What this exercise asks:
• 1. Translate this sentence from the amendment text into Spanish: "Therefore, Diedrich has requested Keurig to waive the residual fluid standard and the K-Cup ejection standard for such hot cocoa K-Cup."
• 2. Reproduce everything in the amendment text from "Diedrich has concluded" down to "hot cocoa K-Cup.", word for word.

Supplied passage:
-------------------------
WAIVER AND AMENDMENT TO LICENSE AND DISTRIBUTION AGREEMENT
Exhibit 10.43
WAIVER AND AMENDMENT TO LICENSE AND DISTRIBUTION AGREEMENT
This Waiver and Amendment to License and Distribution Agreement (this Amendment) is made and effective as of July 2, 2008 by and between Keurig, Incorporated, a Delaware corporation (Keurig), and Diedrich Coffee, Inc., a Delaware corporation (Diedrich). Capitalized terms used in this Amendment without definition shall have the respective meanings ascribed to such terms in that certain License and Distribution Agreement dated as of July 29, 2003 by and between Keurig and Diedrich, as amended (as so amended, the License Agreement).
RECITALS:
Diedrich desires to launch a hot cocoa K-Cup pursuant to its AFH License and AH License to satisfy consumer demand, but such K-Cup has generally not satisfied the residual fluid standards nor the K-Cup ejection standards established therefor by Keurig.
Diedrich has concluded that consumers do not view the presence of residual fluid in Diedrichs hot cocoa K-Cups negatively and that any K-Cup non-ejection issues will not be significantly detrimental to Diedrichs or the Keurig Brewing Systems reputation. Therefore, Diedrich has requested Keurig to waive the residual fluid standard and the K-Cup ejection standard for such hot cocoa K-Cup.
Based on such conclusions, as well as Keurigs own sanitation and other testing of the hot cocoa K-Cup which Diedrich desires to launch, and subject to the terms and conditions of this Amendment, Keurig is willing to waive the residual fluid standard for such K-Cup.
-------------------------
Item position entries
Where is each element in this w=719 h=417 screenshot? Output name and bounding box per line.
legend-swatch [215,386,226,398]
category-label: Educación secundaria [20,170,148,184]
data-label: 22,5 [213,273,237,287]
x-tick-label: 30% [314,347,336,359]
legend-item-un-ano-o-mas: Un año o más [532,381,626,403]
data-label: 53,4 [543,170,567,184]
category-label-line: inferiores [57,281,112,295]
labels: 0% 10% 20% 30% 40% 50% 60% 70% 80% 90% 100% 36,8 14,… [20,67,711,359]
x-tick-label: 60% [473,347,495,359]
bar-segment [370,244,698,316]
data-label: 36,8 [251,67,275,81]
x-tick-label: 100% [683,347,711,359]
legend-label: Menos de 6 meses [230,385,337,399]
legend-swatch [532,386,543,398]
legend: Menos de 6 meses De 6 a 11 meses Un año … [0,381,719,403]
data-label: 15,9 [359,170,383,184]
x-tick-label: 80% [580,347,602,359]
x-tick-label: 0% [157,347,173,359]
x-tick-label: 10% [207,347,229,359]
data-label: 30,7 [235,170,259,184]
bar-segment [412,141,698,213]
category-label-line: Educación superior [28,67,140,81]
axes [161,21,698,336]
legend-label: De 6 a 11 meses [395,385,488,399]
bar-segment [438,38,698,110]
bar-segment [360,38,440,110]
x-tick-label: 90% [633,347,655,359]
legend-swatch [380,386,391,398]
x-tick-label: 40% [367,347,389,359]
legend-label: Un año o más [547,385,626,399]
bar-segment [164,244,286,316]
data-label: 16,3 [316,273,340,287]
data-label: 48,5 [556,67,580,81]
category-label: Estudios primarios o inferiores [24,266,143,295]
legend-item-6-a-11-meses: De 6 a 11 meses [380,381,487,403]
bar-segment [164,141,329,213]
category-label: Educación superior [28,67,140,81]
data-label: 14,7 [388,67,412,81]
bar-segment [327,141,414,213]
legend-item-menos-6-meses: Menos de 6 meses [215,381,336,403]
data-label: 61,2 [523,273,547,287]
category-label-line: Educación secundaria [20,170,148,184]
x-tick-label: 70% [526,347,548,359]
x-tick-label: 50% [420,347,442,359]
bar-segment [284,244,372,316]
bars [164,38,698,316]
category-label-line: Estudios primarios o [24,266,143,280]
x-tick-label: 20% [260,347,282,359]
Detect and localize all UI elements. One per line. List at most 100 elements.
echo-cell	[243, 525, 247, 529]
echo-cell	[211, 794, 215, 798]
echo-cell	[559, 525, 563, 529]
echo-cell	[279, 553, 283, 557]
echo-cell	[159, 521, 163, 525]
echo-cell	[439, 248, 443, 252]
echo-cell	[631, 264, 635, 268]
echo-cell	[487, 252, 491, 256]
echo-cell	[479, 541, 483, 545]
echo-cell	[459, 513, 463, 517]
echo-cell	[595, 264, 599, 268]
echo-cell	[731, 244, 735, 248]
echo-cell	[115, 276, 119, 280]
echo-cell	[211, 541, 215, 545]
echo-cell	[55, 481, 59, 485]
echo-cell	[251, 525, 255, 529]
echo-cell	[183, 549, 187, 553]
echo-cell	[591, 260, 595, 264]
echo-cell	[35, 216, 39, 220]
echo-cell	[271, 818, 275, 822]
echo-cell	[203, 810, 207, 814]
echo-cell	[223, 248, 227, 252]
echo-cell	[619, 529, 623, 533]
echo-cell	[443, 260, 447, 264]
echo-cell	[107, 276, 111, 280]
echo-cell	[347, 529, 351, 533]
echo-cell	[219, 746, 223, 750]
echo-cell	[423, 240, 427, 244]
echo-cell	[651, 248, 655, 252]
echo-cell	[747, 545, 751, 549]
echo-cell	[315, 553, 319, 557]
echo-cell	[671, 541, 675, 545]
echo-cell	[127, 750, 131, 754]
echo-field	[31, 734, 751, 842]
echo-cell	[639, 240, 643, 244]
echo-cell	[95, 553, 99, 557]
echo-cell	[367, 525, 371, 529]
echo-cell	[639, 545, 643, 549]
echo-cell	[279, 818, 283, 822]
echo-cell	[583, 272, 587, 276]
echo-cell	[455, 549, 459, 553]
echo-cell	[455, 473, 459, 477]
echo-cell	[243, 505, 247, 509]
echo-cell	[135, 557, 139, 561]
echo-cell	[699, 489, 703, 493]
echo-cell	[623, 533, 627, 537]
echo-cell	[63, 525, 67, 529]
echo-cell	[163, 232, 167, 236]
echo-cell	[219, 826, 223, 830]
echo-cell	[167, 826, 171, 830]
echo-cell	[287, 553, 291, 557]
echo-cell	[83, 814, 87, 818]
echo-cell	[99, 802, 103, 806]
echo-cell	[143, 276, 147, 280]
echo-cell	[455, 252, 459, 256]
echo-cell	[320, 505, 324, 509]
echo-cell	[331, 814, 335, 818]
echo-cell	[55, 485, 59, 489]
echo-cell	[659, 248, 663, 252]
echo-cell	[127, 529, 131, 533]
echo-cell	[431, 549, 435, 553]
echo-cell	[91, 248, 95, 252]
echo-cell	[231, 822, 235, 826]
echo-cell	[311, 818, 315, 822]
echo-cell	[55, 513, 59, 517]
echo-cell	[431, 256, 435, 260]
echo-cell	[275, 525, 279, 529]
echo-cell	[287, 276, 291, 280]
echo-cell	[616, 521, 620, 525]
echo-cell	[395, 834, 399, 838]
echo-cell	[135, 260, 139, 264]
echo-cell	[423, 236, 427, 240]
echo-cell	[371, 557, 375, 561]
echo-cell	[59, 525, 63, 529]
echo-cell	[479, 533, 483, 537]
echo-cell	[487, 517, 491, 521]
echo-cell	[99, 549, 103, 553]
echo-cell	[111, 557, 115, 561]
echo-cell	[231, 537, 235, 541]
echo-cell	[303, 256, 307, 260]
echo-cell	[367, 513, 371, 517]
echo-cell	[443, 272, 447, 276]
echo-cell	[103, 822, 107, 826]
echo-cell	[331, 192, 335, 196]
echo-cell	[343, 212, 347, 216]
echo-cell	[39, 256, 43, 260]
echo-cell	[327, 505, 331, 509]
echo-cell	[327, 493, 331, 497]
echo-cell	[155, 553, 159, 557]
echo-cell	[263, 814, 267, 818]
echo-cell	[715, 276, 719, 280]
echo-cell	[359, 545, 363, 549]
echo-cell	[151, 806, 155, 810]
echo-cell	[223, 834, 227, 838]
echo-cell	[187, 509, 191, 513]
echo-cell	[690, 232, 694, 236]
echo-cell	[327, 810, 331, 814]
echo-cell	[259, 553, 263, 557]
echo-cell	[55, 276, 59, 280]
-------------------------
Results in order:
• 1. Por lo tanto, Diedrich ha solicitado a Keurig que renuncie a la norma de líquido residual y a la norma de expulsión de K-Cup para dicha K-Cup de chocolate caliente.

• 2.
Diedrich has concluded that consumers do not view the presence of residual fluid in Diedrichs hot cocoa K-Cups negatively and that any K-Cup non-ejection issues will not be significantly detrimental to Diedrichs or the Keurig Brewing Systems reputation. Therefore, Diedrich has requested Keurig to waive the residual fluid standard and the K-Cup ejection standard for such hot cocoa K-Cup.